**** Entries shown
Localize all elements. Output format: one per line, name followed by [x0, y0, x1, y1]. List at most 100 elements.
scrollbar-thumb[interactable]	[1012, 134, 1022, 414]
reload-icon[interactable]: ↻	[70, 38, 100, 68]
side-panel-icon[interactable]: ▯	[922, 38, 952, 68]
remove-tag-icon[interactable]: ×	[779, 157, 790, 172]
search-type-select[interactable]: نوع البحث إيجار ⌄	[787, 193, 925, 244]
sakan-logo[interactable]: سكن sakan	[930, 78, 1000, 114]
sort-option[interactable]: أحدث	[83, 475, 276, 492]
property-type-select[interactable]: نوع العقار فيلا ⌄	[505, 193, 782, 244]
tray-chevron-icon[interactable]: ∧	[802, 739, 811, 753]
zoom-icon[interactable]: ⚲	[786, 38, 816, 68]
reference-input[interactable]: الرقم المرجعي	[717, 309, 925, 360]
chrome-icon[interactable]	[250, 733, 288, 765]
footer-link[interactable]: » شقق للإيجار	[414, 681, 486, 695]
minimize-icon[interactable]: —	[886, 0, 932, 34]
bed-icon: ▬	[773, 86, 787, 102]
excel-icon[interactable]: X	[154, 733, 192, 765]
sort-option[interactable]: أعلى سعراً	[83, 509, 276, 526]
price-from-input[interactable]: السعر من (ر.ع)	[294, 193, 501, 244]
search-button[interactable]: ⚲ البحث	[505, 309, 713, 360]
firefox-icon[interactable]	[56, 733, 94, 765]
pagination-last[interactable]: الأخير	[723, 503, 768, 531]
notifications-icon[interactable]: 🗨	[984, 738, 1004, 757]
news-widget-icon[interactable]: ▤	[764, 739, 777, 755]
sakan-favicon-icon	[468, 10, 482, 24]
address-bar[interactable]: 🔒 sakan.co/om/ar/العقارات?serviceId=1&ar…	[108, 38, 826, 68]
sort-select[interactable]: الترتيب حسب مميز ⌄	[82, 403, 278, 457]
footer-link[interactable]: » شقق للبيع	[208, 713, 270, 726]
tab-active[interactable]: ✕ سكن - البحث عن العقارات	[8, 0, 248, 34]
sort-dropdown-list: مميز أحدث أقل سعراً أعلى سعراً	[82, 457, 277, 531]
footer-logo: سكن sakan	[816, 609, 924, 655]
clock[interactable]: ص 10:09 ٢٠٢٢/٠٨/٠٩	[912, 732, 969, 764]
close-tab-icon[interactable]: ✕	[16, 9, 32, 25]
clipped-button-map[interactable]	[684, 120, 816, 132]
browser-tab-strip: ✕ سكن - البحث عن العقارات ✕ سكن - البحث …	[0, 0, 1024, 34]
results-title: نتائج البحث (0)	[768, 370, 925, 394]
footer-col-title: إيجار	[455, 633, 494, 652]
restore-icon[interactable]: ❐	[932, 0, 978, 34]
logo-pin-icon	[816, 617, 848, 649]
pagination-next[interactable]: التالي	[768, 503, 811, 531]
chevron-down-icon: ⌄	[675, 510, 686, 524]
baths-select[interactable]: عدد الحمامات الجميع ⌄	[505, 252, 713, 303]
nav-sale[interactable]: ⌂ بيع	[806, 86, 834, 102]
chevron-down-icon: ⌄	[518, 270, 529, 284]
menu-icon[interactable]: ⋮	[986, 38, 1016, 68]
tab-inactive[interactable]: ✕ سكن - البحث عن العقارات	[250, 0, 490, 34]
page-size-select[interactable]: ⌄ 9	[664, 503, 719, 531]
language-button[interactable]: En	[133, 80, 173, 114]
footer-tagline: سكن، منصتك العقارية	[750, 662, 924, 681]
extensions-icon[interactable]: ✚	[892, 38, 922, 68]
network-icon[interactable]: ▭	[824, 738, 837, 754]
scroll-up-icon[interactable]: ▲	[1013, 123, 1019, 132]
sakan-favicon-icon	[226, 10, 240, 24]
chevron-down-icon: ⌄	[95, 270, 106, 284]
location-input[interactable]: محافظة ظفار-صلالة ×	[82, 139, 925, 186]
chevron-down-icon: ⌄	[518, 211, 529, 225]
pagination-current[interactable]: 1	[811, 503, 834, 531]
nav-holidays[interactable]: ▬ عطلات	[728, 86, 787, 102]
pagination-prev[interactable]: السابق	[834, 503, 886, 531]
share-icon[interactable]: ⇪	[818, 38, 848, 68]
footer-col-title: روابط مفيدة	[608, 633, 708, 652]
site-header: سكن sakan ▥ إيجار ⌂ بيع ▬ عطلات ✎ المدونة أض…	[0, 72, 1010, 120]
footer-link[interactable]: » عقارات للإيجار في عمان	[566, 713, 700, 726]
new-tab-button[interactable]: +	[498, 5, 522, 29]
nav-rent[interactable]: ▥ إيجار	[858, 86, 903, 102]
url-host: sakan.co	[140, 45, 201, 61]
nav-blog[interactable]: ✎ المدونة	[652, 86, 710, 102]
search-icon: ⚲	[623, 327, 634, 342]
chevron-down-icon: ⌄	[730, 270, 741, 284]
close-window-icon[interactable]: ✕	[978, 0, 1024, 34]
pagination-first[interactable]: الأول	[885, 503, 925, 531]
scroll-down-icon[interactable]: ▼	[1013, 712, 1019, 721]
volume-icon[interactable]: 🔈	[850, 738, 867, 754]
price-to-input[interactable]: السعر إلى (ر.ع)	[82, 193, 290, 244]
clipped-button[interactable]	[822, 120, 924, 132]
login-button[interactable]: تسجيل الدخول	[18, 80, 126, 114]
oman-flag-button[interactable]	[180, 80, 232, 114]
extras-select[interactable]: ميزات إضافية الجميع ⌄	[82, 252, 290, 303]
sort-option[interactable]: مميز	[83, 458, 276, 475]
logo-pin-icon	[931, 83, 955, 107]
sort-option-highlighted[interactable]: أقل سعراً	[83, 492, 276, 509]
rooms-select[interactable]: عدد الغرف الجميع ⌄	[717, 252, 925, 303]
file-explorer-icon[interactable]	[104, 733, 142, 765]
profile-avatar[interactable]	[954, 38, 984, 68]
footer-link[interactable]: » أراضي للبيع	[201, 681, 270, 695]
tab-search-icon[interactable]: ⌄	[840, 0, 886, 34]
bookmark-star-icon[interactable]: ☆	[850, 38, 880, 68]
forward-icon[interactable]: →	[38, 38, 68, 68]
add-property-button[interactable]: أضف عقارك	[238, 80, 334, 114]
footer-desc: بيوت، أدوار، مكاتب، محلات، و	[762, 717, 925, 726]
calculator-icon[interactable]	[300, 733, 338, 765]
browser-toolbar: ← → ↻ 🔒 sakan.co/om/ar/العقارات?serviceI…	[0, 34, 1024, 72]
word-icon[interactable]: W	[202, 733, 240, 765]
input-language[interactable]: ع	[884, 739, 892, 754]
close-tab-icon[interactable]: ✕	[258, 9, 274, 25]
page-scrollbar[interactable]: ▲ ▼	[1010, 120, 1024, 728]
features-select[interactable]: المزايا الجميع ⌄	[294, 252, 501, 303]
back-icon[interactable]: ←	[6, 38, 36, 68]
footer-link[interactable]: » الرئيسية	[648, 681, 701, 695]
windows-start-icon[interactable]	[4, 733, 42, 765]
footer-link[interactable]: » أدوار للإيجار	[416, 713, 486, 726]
********
Challenge:
Can you lay out every line of the data above as a numbered list, leaving out any blank lines?

Correct output:
1. Localize all elements. Output format: one per line, name followed by [x0, y0, x1, y1]. List at most 100 elements.
2. scrollbar-thumb[interactable]	[1012, 134, 1022, 414]
3. reload-icon[interactable]: ↻	[70, 38, 100, 68]
4. side-panel-icon[interactable]: ▯	[922, 38, 952, 68]
5. remove-tag-icon[interactable]: ×	[779, 157, 790, 172]
6. search-type-select[interactable]: نوع البحث إيجار ⌄	[787, 193, 925, 244]
7. sakan-logo[interactable]: سكن sakan	[930, 78, 1000, 114]
8. sort-option[interactable]: أحدث	[83, 475, 276, 492]
9. property-type-select[interactable]: نوع العقار فيلا ⌄	[505, 193, 782, 244]
10. tray-chevron-icon[interactable]: ∧	[802, 739, 811, 753]
11. zoom-icon[interactable]: ⚲	[786, 38, 816, 68]
12. reference-input[interactable]: الرقم المرجعي	[717, 309, 925, 360]
13. chrome-icon[interactable]	[250, 733, 288, 765]
14. footer-link[interactable]: » شقق للإيجار	[414, 681, 486, 695]
15. minimize-icon[interactable]: —	[886, 0, 932, 34]
16. bed-icon: ▬	[773, 86, 787, 102]
17. excel-icon[interactable]: X	[154, 733, 192, 765]
18. sort-option[interactable]: أعلى سعراً	[83, 509, 276, 526]
19. price-from-input[interactable]: السعر من (ر.ع)	[294, 193, 501, 244]
20. search-button[interactable]: ⚲ البحث	[505, 309, 713, 360]
21. firefox-icon[interactable]	[56, 733, 94, 765]
22. pagination-last[interactable]: الأخير	[723, 503, 768, 531]
23. notifications-icon[interactable]: 🗨	[984, 738, 1004, 757]
24. news-widget-icon[interactable]: ▤	[764, 739, 777, 755]
25. sakan-favicon-icon	[468, 10, 482, 24]
26. address-bar[interactable]: 🔒 sakan.co/om/ar/العقارات?serviceId=1&ar…	[108, 38, 826, 68]
27. sort-select[interactable]: الترتيب حسب مميز ⌄	[82, 403, 278, 457]
28. footer-link[interactable]: » شقق للبيع	[208, 713, 270, 726]
29. tab-active[interactable]: ✕ سكن - البحث عن العقارات	[8, 0, 248, 34]
30. sort-dropdown-list: مميز أحدث أقل سعراً أعلى سعراً	[82, 457, 277, 531]
31. footer-logo: سكن sakan	[816, 609, 924, 655]
32. clock[interactable]: ص 10:09 ٢٠٢٢/٠٨/٠٩	[912, 732, 969, 764]
33. close-tab-icon[interactable]: ✕	[16, 9, 32, 25]
34. clipped-button-map[interactable]	[684, 120, 816, 132]
35. browser-tab-strip: ✕ سكن - البحث عن العقارات ✕ سكن - البحث …	[0, 0, 1024, 34]
36. results-title: نتائج البحث (0)	[768, 370, 925, 394]
37. footer-col-title: إيجار	[455, 633, 494, 652]
38. restore-icon[interactable]: ❐	[932, 0, 978, 34]
39. logo-pin-icon	[816, 617, 848, 649]
40. pagination-next[interactable]: التالي	[768, 503, 811, 531]
41. chevron-down-icon: ⌄	[675, 510, 686, 524]
42. baths-select[interactable]: عدد الحمامات الجميع ⌄	[505, 252, 713, 303]
43. nav-sale[interactable]: ⌂ بيع	[806, 86, 834, 102]
44. chevron-down-icon: ⌄	[518, 270, 529, 284]
45. menu-icon[interactable]: ⋮	[986, 38, 1016, 68]
46. tab-inactive[interactable]: ✕ سكن - البحث عن العقارات	[250, 0, 490, 34]
47. page-size-select[interactable]: ⌄ 9	[664, 503, 719, 531]
48. language-button[interactable]: En	[133, 80, 173, 114]
49. footer-tagline: سكن، منصتك العقارية	[750, 662, 924, 681]
50. extensions-icon[interactable]: ✚	[892, 38, 922, 68]
51. network-icon[interactable]: ▭	[824, 738, 837, 754]
52. scroll-up-icon[interactable]: ▲	[1013, 123, 1019, 132]
53. sakan-favicon-icon	[226, 10, 240, 24]
54. chevron-down-icon: ⌄	[95, 270, 106, 284]
55. location-input[interactable]: محافظة ظفار-صلالة ×	[82, 139, 925, 186]
56. chevron-down-icon: ⌄	[518, 211, 529, 225]
57. pagination-current[interactable]: 1	[811, 503, 834, 531]
58. nav-holidays[interactable]: ▬ عطلات	[728, 86, 787, 102]
59. pagination-prev[interactable]: السابق	[834, 503, 886, 531]
60. share-icon[interactable]: ⇪	[818, 38, 848, 68]
61. footer-col-title: روابط مفيدة	[608, 633, 708, 652]
62. site-header: سكن sakan ▥ إيجار ⌂ بيع ▬ عطلات ✎ المدونة أض…	[0, 72, 1010, 120]
63. footer-link[interactable]: » عقارات للإيجار في عمان	[566, 713, 700, 726]
64. new-tab-button[interactable]: +	[498, 5, 522, 29]
65. nav-rent[interactable]: ▥ إيجار	[858, 86, 903, 102]
66. url-host: sakan.co	[140, 45, 201, 61]
67. nav-blog[interactable]: ✎ المدونة	[652, 86, 710, 102]
68. search-icon: ⚲	[623, 327, 634, 342]
69. chevron-down-icon: ⌄	[730, 270, 741, 284]
70. close-window-icon[interactable]: ✕	[978, 0, 1024, 34]
71. pagination-first[interactable]: الأول	[885, 503, 925, 531]
72. scroll-down-icon[interactable]: ▼	[1013, 712, 1019, 721]
73. volume-icon[interactable]: 🔈	[850, 738, 867, 754]
74. price-to-input[interactable]: السعر إلى (ر.ع)	[82, 193, 290, 244]
75. clipped-button[interactable]	[822, 120, 924, 132]
76. login-button[interactable]: تسجيل الدخول	[18, 80, 126, 114]
77. oman-flag-button[interactable]	[180, 80, 232, 114]
78. extras-select[interactable]: ميزات إضافية الجميع ⌄	[82, 252, 290, 303]
79. sort-option[interactable]: مميز	[83, 458, 276, 475]
80. logo-pin-icon	[931, 83, 955, 107]
81. sort-option-highlighted[interactable]: أقل سعراً	[83, 492, 276, 509]
82. rooms-select[interactable]: عدد الغرف الجميع ⌄	[717, 252, 925, 303]
83. file-explorer-icon[interactable]	[104, 733, 142, 765]
84. profile-avatar[interactable]	[954, 38, 984, 68]
85. footer-link[interactable]: » أراضي للبيع	[201, 681, 270, 695]
86. tab-search-icon[interactable]: ⌄	[840, 0, 886, 34]
87. bookmark-star-icon[interactable]: ☆	[850, 38, 880, 68]
88. forward-icon[interactable]: →	[38, 38, 68, 68]
89. add-property-button[interactable]: أضف عقارك	[238, 80, 334, 114]
90. footer-desc: بيوت، أدوار، مكاتب، محلات، و	[762, 717, 925, 726]
91. calculator-icon[interactable]	[300, 733, 338, 765]
92. browser-toolbar: ← → ↻ 🔒 sakan.co/om/ar/العقارات?serviceI…	[0, 34, 1024, 72]
93. word-icon[interactable]: W	[202, 733, 240, 765]
94. input-language[interactable]: ع	[884, 739, 892, 754]
95. close-tab-icon[interactable]: ✕	[258, 9, 274, 25]
96. page-scrollbar[interactable]: ▲ ▼	[1010, 120, 1024, 728]
97. features-select[interactable]: المزايا الجميع ⌄	[294, 252, 501, 303]
98. back-icon[interactable]: ←	[6, 38, 36, 68]
99. footer-link[interactable]: » الرئيسية	[648, 681, 701, 695]
100. windows-start-icon[interactable]	[4, 733, 42, 765]
101. footer-link[interactable]: » أدوار للإيجار	[416, 713, 486, 726]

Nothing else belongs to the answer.